==== EXTRACTED DATA

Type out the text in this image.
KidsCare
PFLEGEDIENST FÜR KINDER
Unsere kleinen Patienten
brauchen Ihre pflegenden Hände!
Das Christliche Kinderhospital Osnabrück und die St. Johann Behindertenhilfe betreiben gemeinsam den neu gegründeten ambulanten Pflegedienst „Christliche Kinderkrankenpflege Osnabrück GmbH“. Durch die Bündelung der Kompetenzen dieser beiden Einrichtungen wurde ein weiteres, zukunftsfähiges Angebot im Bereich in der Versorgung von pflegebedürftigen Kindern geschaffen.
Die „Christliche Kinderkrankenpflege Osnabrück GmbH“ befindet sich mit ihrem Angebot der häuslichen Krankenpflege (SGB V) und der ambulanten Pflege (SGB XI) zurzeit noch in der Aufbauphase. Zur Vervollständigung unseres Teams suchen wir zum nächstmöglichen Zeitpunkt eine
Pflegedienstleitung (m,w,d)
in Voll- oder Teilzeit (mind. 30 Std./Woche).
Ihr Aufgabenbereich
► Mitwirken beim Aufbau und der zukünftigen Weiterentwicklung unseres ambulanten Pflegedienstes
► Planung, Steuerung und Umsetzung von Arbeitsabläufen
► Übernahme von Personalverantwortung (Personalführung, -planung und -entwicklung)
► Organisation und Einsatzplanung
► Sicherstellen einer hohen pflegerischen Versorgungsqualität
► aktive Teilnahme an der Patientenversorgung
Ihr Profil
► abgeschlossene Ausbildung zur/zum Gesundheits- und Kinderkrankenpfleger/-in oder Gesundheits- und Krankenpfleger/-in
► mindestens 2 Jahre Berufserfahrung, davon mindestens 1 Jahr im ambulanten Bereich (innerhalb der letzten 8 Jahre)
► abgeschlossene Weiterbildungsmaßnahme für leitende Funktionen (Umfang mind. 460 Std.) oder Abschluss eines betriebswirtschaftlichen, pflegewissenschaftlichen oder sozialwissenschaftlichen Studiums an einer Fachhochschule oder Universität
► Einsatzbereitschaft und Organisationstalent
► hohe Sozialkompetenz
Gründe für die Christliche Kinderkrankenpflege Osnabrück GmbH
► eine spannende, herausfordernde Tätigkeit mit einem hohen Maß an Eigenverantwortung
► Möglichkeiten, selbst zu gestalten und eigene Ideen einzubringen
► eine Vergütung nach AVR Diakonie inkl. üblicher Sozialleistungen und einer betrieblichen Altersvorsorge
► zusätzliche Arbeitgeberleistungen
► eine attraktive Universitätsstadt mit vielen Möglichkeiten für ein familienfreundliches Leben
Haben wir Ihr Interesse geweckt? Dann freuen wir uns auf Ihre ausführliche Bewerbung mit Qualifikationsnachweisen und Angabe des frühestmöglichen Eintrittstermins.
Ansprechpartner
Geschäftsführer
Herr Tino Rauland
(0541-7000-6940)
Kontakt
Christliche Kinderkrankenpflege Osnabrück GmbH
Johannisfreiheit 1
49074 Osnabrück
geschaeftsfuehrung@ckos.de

========

▶ **YOUR TASK**: Return the listing above in full, character for character.

▶ **SOLUTION FOR THIS EXERCISE**:
Type out the text in this image.
KidsCare
PFLEGEDIENST FÜR KINDER
Unsere kleinen Patienten
brauchen Ihre pflegenden Hände!
Das Christliche Kinderhospital Osnabrück und die St. Johann Behindertenhilfe betreiben gemeinsam den neu gegründeten ambulanten Pflegedienst „Christliche Kinderkrankenpflege Osnabrück GmbH“. Durch die Bündelung der Kompetenzen dieser beiden Einrichtungen wurde ein weiteres, zukunftsfähiges Angebot im Bereich in der Versorgung von pflegebedürftigen Kindern geschaffen.
Die „Christliche Kinderkrankenpflege Osnabrück GmbH“ befindet sich mit ihrem Angebot der häuslichen Krankenpflege (SGB V) und der ambulanten Pflege (SGB XI) zurzeit noch in der Aufbauphase. Zur Vervollständigung unseres Teams suchen wir zum nächstmöglichen Zeitpunkt eine
Pflegedienstleitung (m,w,d)
in Voll- oder Teilzeit (mind. 30 Std./Woche).
Ihr Aufgabenbereich
► Mitwirken beim Aufbau und der zukünftigen Weiterentwicklung unseres ambulanten Pflegedienstes
► Planung, Steuerung und Umsetzung von Arbeitsabläufen
► Übernahme von Personalverantwortung (Personalführung, -planung und -entwicklung)
► Organisation und Einsatzplanung
► Sicherstellen einer hohen pflegerischen Versorgungsqualität
► aktive Teilnahme an der Patientenversorgung
Ihr Profil
► abgeschlossene Ausbildung zur/zum Gesundheits- und Kinderkrankenpfleger/-in oder Gesundheits- und Krankenpfleger/-in
► mindestens 2 Jahre Berufserfahrung, davon mindestens 1 Jahr im ambulanten Bereich (innerhalb der letzten 8 Jahre)
► abgeschlossene Weiterbildungsmaßnahme für leitende Funktionen (Umfang mind. 460 Std.) oder Abschluss eines betriebswirtschaftlichen, pflegewissenschaftlichen oder sozialwissenschaftlichen Studiums an einer Fachhochschule oder Universität
► Einsatzbereitschaft und Organisationstalent
► hohe Sozialkompetenz
Gründe für die Christliche Kinderkrankenpflege Osnabrück GmbH
► eine spannende, herausfordernde Tätigkeit mit einem hohen Maß an Eigenverantwortung
► Möglichkeiten, selbst zu gestalten und eigene Ideen einzubringen
► eine Vergütung nach AVR Diakonie inkl. üblicher Sozialleistungen und einer betrieblichen Altersvorsorge
► zusätzliche Arbeitgeberleistungen
► eine attraktive Universitätsstadt mit vielen Möglichkeiten für ein familienfreundliches Leben
Haben wir Ihr Interesse geweckt? Dann freuen wir uns auf Ihre ausführliche Bewerbung mit Qualifikationsnachweisen und Angabe des frühestmöglichen Eintrittstermins.
Ansprechpartner
Geschäftsführer
Herr Tino Rauland
(0541-7000-6940)
Kontakt
Christliche Kinderkrankenpflege Osnabrück GmbH
Johannisfreiheit 1
49074 Osnabrück
geschaeftsfuehrung@ckos.de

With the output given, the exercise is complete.